*The exercise*: Return the records in full, exactly as given.

*Exercise input*:
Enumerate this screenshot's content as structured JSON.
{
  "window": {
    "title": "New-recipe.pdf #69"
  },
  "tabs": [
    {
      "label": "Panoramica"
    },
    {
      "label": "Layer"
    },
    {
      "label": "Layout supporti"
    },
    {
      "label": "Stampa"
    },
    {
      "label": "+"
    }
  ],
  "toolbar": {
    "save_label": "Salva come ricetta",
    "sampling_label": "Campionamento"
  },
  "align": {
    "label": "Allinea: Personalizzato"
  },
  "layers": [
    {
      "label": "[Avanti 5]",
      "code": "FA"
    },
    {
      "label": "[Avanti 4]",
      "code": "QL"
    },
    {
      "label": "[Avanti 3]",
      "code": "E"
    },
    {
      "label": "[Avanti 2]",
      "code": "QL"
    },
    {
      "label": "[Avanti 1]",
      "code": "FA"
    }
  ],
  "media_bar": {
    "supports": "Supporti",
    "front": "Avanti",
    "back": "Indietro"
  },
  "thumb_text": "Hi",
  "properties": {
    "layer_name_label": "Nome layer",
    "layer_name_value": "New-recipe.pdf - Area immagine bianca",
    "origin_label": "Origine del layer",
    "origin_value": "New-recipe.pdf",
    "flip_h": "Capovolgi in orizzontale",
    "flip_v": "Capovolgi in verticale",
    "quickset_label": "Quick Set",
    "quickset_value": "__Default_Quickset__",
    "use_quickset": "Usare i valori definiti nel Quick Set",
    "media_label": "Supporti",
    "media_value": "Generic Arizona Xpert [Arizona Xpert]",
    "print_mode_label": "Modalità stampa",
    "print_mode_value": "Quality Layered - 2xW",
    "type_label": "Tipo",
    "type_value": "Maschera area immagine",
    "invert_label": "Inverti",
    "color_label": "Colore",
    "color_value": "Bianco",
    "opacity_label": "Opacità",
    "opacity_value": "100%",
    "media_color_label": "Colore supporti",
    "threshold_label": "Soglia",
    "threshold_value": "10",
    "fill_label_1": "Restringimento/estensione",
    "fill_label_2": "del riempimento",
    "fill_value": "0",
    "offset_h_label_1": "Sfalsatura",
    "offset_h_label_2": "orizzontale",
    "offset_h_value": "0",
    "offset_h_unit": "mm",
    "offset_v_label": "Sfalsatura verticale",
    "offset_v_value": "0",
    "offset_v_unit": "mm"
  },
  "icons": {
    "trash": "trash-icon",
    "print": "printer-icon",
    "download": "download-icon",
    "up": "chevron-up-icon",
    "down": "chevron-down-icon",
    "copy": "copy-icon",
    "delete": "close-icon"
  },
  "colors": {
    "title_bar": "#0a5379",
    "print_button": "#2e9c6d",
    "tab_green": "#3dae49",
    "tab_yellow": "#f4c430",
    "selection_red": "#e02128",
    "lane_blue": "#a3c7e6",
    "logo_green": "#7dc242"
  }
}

*Result below*:
Enumerate this screenshot's content as structured JSON.
{
  "window": {
    "title": "New-recipe.pdf #69"
  },
  "tabs": [
    {
      "label": "Panoramica"
    },
    {
      "label": "Layer"
    },
    {
      "label": "Layout supporti"
    },
    {
      "label": "Stampa"
    },
    {
      "label": "+"
    }
  ],
  "toolbar": {
    "save_label": "Salva come ricetta",
    "sampling_label": "Campionamento"
  },
  "align": {
    "label": "Allinea: Personalizzato"
  },
  "layers": [
    {
      "label": "[Avanti 5]",
      "code": "FA"
    },
    {
      "label": "[Avanti 4]",
      "code": "QL"
    },
    {
      "label": "[Avanti 3]",
      "code": "E"
    },
    {
      "label": "[Avanti 2]",
      "code": "QL"
    },
    {
      "label": "[Avanti 1]",
      "code": "FA"
    }
  ],
  "media_bar": {
    "supports": "Supporti",
    "front": "Avanti",
    "back": "Indietro"
  },
  "thumb_text": "Hi",
  "properties": {
    "layer_name_label": "Nome layer",
    "layer_name_value": "New-recipe.pdf - Area immagine bianca",
    "origin_label": "Origine del layer",
    "origin_value": "New-recipe.pdf",
    "flip_h": "Capovolgi in orizzontale",
    "flip_v": "Capovolgi in verticale",
    "quickset_label": "Quick Set",
    "quickset_value": "__Default_Quickset__",
    "use_quickset": "Usare i valori definiti nel Quick Set",
    "media_label": "Supporti",
    "media_value": "Generic Arizona Xpert [Arizona Xpert]",
    "print_mode_label": "Modalità stampa",
    "print_mode_value": "Quality Layered - 2xW",
    "type_label": "Tipo",
    "type_value": "Maschera area immagine",
    "invert_label": "Inverti",
    "color_label": "Colore",
    "color_value": "Bianco",
    "opacity_label": "Opacità",
    "opacity_value": "100%",
    "media_color_label": "Colore supporti",
    "threshold_label": "Soglia",
    "threshold_value": "10",
    "fill_label_1": "Restringimento/estensione",
    "fill_label_2": "del riempimento",
    "fill_value": "0",
    "offset_h_label_1": "Sfalsatura",
    "offset_h_label_2": "orizzontale",
    "offset_h_value": "0",
    "offset_h_unit": "mm",
    "offset_v_label": "Sfalsatura verticale",
    "offset_v_value": "0",
    "offset_v_unit": "mm"
  },
  "icons": {
    "trash": "trash-icon",
    "print": "printer-icon",
    "download": "download-icon",
    "up": "chevron-up-icon",
    "down": "chevron-down-icon",
    "copy": "copy-icon",
    "delete": "close-icon"
  },
  "colors": {
    "title_bar": "#0a5379",
    "print_button": "#2e9c6d",
    "tab_green": "#3dae49",
    "tab_yellow": "#f4c430",
    "selection_red": "#e02128",
    "lane_blue": "#a3c7e6",
    "logo_green": "#7dc242"
  }
}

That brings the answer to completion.